[Excerpt from a dataset]
-=-=-=-=-
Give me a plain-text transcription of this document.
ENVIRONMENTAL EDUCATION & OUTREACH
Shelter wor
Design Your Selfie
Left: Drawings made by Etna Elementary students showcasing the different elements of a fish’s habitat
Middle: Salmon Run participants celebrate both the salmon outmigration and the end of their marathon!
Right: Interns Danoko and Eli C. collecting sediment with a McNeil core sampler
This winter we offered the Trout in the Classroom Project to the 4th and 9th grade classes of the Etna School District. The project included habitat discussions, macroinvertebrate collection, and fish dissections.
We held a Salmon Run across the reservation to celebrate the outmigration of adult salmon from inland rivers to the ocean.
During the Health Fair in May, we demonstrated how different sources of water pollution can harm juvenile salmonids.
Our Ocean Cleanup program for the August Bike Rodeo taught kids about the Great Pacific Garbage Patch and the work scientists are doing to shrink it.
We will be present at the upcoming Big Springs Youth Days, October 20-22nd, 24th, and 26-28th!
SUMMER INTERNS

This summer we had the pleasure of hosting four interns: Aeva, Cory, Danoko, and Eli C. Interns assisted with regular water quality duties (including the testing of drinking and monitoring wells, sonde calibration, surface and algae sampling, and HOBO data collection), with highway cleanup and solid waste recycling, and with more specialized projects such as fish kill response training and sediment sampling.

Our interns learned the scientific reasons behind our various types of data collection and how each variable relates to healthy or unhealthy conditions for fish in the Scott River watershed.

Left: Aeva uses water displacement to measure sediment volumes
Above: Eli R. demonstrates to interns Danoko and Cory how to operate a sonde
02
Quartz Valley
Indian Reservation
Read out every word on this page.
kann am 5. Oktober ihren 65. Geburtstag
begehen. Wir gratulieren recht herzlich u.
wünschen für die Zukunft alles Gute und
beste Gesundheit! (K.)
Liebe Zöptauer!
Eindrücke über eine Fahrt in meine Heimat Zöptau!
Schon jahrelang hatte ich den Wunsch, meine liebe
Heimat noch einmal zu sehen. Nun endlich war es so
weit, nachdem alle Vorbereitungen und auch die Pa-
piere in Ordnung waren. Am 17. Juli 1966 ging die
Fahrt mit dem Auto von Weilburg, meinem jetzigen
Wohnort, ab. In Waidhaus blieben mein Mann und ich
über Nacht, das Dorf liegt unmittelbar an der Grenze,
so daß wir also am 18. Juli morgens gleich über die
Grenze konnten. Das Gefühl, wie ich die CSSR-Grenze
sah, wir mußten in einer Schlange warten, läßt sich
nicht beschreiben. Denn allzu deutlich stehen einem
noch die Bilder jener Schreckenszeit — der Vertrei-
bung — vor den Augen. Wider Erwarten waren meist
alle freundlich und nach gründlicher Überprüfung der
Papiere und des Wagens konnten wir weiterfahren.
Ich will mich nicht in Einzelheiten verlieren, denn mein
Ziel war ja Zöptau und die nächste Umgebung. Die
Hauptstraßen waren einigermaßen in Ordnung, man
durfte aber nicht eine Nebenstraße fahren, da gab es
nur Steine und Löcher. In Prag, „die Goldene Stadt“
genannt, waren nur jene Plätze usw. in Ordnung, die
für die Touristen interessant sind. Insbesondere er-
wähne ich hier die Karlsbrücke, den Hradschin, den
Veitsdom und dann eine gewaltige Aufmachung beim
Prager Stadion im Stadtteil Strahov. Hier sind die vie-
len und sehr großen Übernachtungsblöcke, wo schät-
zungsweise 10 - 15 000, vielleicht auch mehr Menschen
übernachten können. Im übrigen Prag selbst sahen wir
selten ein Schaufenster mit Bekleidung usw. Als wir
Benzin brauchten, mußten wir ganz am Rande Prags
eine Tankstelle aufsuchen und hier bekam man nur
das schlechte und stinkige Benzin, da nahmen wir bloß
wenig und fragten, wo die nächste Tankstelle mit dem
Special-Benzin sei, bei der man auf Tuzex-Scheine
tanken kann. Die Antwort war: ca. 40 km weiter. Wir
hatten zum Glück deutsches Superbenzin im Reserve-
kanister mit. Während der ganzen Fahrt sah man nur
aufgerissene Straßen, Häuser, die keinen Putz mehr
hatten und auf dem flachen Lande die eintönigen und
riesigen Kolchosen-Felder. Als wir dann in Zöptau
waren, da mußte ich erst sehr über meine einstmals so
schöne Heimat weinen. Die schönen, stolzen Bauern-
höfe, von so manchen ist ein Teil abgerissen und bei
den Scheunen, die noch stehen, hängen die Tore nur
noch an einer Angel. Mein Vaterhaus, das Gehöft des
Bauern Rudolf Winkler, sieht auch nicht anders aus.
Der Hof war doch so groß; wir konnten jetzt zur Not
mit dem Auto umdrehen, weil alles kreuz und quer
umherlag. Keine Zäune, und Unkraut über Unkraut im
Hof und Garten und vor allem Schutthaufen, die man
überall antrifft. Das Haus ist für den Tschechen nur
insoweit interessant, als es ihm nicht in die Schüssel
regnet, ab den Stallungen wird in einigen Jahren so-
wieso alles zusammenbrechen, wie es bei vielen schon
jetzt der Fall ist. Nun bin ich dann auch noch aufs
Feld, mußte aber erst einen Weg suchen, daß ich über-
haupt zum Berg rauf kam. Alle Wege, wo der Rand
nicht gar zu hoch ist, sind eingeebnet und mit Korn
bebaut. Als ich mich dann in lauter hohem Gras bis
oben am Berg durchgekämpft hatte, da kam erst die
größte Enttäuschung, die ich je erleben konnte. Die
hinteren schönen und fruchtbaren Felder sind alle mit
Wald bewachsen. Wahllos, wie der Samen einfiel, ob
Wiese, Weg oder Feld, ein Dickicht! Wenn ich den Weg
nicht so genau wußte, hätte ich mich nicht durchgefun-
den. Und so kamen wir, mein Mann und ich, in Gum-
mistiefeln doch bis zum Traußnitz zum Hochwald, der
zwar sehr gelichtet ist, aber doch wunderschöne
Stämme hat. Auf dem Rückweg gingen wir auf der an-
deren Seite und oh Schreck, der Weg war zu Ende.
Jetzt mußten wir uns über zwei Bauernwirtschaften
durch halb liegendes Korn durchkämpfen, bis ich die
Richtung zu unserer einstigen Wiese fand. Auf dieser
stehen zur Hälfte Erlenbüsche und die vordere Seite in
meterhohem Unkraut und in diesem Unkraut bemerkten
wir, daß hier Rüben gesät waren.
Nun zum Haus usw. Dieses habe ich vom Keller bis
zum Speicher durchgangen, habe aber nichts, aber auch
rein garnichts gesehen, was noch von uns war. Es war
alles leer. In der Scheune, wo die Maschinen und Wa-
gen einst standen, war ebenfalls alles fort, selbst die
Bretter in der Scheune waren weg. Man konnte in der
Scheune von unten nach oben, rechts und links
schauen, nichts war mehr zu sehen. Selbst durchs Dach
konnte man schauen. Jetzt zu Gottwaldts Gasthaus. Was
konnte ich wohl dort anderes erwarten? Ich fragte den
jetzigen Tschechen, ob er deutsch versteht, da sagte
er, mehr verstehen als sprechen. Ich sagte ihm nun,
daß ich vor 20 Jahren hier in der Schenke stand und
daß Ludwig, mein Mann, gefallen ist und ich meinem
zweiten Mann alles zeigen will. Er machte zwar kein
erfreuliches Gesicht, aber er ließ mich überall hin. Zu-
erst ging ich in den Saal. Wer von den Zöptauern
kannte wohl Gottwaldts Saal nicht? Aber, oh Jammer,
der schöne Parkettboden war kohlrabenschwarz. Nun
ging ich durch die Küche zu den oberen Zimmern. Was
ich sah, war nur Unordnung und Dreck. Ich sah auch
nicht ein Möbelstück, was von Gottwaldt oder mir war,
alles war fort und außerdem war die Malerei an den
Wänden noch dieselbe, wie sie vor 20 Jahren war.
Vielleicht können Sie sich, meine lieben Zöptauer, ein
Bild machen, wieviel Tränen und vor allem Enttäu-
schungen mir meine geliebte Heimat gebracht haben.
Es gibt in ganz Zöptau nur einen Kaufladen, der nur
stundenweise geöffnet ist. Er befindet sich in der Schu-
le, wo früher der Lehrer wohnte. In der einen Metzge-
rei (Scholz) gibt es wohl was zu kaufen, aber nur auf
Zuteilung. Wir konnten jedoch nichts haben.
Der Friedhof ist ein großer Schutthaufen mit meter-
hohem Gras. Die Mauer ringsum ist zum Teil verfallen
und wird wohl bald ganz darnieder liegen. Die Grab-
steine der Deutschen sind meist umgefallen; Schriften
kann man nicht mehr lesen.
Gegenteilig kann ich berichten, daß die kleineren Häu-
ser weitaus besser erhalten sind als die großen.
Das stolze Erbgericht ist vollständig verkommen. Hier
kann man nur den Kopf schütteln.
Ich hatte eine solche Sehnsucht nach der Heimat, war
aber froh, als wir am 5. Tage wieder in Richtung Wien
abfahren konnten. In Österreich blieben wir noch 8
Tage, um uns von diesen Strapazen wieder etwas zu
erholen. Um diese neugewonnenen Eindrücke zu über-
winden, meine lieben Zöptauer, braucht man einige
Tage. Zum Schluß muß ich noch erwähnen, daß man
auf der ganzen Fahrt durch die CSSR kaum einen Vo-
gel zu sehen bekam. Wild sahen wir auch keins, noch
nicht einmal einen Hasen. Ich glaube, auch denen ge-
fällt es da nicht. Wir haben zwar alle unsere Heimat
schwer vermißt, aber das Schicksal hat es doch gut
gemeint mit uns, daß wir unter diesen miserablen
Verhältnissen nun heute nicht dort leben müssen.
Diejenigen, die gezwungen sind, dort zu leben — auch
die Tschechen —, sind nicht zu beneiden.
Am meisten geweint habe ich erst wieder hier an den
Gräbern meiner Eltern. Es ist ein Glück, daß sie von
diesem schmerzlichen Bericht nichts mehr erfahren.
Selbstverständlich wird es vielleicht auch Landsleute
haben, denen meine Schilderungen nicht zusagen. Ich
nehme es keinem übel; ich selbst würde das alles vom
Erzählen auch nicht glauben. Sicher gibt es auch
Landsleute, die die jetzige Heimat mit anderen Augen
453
-=-=-=-=-
§ **Given exercise**: Search the lines for the string "allem" and copy every line that has it.

§ **Full answer**:
Hof und Garten und vor allem Schutthaufen, die man
Bild machen, wieviel Tränen und vor allem Enttäu-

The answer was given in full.